TASK TO COMPLETE:
Below are the records; locate each line with the word "ylabel" and copy it.

Items listed in a dataset:
# # # #

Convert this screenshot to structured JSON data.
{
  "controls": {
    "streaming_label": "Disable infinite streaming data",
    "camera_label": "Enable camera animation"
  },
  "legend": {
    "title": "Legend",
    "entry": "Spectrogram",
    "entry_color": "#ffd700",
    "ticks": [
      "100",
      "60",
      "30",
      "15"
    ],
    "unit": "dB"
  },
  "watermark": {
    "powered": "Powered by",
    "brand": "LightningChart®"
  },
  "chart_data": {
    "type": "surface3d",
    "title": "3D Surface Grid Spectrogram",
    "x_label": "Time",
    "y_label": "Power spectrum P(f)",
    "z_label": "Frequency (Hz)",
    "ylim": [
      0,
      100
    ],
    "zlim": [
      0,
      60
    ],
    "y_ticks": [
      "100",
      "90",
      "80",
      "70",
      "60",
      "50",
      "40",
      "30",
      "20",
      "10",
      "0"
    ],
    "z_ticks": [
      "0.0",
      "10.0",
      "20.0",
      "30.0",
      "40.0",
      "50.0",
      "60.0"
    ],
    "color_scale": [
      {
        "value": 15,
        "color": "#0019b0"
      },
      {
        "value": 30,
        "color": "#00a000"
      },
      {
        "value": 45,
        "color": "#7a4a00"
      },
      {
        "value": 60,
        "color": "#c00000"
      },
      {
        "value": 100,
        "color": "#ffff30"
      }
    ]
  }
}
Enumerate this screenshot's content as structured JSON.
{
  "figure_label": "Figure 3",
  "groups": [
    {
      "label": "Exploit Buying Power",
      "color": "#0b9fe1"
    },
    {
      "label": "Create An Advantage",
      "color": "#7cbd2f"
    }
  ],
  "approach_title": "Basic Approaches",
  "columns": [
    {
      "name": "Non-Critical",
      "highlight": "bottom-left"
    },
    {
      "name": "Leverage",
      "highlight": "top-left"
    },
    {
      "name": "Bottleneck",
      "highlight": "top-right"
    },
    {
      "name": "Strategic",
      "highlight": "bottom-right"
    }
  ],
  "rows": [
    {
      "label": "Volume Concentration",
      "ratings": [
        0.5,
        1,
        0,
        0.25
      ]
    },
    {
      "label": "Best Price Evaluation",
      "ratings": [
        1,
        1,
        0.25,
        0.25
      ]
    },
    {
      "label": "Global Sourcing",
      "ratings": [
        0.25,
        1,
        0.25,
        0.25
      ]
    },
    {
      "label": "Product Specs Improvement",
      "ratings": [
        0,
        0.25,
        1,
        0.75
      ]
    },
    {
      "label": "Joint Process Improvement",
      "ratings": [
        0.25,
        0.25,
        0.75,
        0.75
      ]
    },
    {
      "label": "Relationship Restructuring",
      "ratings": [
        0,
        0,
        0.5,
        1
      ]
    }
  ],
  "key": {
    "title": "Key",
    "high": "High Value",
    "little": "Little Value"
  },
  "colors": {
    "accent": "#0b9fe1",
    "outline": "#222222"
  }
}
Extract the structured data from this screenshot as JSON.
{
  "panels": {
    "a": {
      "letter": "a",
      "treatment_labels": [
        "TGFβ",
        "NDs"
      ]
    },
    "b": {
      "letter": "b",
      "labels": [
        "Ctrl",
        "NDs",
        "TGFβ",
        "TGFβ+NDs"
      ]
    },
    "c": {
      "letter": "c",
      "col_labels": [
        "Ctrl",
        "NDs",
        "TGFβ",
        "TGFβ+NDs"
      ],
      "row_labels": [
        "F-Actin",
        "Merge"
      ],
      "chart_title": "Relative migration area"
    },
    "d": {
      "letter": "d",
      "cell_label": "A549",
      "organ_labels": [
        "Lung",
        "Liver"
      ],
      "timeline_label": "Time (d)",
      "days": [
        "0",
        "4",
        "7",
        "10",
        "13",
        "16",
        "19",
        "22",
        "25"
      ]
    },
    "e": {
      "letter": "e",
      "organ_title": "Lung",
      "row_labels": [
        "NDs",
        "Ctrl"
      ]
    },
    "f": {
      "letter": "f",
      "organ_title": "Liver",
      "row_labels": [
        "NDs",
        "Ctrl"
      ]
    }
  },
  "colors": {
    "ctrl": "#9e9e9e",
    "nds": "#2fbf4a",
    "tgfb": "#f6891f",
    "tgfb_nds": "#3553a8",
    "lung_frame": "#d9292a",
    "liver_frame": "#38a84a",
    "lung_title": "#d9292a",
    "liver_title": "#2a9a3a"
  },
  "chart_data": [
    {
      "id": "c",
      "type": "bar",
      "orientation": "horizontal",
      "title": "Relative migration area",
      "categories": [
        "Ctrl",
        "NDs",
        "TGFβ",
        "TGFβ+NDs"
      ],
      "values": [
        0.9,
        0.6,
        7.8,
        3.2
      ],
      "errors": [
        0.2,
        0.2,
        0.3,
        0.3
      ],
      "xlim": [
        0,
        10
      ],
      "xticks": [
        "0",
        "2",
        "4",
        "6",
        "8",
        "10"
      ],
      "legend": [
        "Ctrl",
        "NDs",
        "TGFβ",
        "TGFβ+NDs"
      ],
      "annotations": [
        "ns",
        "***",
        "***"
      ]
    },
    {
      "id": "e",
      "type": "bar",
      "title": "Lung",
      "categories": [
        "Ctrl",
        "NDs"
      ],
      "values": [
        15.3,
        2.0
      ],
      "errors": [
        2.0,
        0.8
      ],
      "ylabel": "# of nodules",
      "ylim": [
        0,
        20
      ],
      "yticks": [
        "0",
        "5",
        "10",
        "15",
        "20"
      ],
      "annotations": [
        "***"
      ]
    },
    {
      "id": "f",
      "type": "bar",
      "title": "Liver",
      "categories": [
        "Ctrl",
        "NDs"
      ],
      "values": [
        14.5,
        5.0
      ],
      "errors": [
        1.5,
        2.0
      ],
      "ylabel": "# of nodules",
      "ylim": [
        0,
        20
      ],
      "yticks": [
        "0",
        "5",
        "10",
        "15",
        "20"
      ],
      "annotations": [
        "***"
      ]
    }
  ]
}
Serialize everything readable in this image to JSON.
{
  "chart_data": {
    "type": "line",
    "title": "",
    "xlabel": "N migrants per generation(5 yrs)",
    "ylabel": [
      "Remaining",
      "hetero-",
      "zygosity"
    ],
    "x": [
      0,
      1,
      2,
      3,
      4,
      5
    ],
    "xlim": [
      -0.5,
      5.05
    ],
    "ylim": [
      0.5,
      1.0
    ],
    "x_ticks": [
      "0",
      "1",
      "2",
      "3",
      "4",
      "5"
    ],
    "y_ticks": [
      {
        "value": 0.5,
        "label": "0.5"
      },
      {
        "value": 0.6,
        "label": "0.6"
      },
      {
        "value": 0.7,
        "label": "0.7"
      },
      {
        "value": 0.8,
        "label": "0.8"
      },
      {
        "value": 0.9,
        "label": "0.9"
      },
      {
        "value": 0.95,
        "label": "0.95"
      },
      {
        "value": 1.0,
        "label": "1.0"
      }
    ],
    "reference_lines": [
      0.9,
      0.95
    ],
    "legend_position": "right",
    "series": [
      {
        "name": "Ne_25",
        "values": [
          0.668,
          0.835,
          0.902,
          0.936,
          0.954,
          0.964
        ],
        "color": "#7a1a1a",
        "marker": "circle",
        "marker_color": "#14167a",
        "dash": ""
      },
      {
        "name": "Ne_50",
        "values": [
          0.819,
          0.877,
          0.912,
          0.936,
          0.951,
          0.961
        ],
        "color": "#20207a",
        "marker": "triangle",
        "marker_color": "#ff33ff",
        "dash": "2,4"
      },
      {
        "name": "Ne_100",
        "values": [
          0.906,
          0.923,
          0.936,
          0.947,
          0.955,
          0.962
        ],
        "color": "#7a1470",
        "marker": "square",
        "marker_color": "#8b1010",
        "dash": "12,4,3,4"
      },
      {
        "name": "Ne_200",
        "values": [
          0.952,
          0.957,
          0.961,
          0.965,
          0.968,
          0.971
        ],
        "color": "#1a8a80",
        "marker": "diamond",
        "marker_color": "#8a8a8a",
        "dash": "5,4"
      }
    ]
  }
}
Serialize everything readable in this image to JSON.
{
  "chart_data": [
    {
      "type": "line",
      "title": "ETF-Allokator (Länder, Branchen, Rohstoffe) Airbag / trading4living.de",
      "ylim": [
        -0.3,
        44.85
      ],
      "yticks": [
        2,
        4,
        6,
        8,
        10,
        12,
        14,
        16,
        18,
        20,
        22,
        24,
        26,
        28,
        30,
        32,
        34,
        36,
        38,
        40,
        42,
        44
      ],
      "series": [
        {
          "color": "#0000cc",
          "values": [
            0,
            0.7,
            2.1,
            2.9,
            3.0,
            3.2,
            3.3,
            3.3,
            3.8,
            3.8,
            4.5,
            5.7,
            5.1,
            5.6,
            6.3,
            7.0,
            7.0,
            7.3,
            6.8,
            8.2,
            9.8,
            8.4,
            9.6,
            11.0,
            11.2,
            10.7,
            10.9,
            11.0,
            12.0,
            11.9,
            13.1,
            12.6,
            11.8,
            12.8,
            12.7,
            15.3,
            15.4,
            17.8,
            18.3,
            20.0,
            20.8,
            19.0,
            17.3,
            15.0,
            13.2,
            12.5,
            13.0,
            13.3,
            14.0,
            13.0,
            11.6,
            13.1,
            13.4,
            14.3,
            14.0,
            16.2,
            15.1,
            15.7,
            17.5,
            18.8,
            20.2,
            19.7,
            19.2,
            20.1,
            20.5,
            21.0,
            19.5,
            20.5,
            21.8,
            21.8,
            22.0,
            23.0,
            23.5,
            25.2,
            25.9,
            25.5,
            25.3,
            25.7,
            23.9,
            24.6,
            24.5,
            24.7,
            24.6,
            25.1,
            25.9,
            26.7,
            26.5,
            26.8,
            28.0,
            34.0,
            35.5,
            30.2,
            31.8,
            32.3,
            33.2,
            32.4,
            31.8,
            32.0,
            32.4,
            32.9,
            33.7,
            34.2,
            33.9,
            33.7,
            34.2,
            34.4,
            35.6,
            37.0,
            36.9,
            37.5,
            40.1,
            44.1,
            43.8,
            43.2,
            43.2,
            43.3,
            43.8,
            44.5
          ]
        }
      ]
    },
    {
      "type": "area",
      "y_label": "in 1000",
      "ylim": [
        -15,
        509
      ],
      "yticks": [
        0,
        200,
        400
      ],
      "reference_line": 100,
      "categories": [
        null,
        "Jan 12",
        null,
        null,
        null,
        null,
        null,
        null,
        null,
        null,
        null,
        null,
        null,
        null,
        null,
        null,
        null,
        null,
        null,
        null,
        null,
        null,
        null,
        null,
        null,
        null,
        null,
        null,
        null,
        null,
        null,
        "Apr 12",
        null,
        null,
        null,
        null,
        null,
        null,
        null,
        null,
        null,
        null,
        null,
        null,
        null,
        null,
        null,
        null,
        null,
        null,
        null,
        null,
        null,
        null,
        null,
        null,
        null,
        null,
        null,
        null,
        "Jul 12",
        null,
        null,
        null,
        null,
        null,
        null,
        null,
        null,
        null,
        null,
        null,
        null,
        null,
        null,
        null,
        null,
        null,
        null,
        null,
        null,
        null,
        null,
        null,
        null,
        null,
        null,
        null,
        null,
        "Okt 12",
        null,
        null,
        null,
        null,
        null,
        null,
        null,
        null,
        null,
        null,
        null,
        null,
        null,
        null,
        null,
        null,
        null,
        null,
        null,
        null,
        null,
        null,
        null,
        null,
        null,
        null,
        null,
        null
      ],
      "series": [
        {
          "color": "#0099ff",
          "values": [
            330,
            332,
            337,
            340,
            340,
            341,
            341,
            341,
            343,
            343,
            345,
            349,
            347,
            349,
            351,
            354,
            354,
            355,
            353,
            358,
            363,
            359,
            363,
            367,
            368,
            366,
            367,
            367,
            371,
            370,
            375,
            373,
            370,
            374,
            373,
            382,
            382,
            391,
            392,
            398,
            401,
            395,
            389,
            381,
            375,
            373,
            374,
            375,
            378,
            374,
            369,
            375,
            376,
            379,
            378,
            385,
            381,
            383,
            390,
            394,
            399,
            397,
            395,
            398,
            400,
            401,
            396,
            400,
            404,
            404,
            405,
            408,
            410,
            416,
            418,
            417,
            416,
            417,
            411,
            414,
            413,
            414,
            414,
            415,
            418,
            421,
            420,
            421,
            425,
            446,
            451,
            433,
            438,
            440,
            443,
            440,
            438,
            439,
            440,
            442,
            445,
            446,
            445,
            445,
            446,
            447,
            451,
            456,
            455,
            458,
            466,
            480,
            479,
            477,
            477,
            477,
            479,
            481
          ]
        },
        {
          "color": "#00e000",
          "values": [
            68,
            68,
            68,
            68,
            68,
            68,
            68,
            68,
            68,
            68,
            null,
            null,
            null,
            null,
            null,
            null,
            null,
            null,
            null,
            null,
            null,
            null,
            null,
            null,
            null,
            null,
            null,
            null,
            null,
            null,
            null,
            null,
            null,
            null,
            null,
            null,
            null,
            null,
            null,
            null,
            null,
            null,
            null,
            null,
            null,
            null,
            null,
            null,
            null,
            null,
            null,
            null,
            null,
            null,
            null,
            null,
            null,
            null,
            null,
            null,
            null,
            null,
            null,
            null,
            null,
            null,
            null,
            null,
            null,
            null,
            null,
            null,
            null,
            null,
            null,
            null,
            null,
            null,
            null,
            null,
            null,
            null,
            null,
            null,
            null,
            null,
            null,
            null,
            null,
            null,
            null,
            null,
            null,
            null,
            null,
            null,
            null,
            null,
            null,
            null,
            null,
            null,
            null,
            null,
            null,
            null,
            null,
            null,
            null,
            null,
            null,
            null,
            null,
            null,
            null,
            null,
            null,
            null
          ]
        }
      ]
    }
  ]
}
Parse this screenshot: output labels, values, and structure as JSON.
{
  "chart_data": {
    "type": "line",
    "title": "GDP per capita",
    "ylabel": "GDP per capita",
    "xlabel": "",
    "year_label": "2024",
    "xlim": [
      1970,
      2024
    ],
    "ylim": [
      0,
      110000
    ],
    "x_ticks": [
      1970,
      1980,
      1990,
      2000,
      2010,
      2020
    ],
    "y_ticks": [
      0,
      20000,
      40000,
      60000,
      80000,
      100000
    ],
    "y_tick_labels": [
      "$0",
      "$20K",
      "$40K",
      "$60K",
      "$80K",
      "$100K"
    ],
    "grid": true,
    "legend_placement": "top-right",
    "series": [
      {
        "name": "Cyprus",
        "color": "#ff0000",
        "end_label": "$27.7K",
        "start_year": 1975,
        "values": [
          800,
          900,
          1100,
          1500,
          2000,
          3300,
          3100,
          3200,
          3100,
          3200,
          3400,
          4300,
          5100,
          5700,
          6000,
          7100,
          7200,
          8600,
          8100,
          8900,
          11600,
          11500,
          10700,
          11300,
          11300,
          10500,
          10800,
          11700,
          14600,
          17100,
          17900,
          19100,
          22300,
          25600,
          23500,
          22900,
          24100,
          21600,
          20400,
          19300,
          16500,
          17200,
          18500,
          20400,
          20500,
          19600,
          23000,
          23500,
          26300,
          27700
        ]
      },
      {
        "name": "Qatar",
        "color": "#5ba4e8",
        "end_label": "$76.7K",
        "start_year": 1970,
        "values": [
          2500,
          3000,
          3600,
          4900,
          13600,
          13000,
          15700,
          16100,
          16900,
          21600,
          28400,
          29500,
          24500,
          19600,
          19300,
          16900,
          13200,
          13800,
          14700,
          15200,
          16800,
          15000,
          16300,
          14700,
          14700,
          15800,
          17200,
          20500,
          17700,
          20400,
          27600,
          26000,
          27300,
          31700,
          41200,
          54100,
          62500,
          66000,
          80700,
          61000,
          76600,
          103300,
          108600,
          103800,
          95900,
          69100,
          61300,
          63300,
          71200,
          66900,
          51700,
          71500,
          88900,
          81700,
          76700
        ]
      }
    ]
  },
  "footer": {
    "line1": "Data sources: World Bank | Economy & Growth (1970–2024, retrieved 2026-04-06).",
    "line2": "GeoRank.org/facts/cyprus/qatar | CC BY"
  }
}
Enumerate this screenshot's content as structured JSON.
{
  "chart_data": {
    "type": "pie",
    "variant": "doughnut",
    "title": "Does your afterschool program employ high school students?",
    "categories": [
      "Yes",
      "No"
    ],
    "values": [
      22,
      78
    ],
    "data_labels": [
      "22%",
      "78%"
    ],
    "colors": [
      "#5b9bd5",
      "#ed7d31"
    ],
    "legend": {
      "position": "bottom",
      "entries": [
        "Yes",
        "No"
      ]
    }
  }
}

# # # #

SOLVED PROBLEM:
      "ylabel": "# of nodules",
      "ylabel": "# of nodules",
    "ylabel": [
    "ylabel": "GDP per capita",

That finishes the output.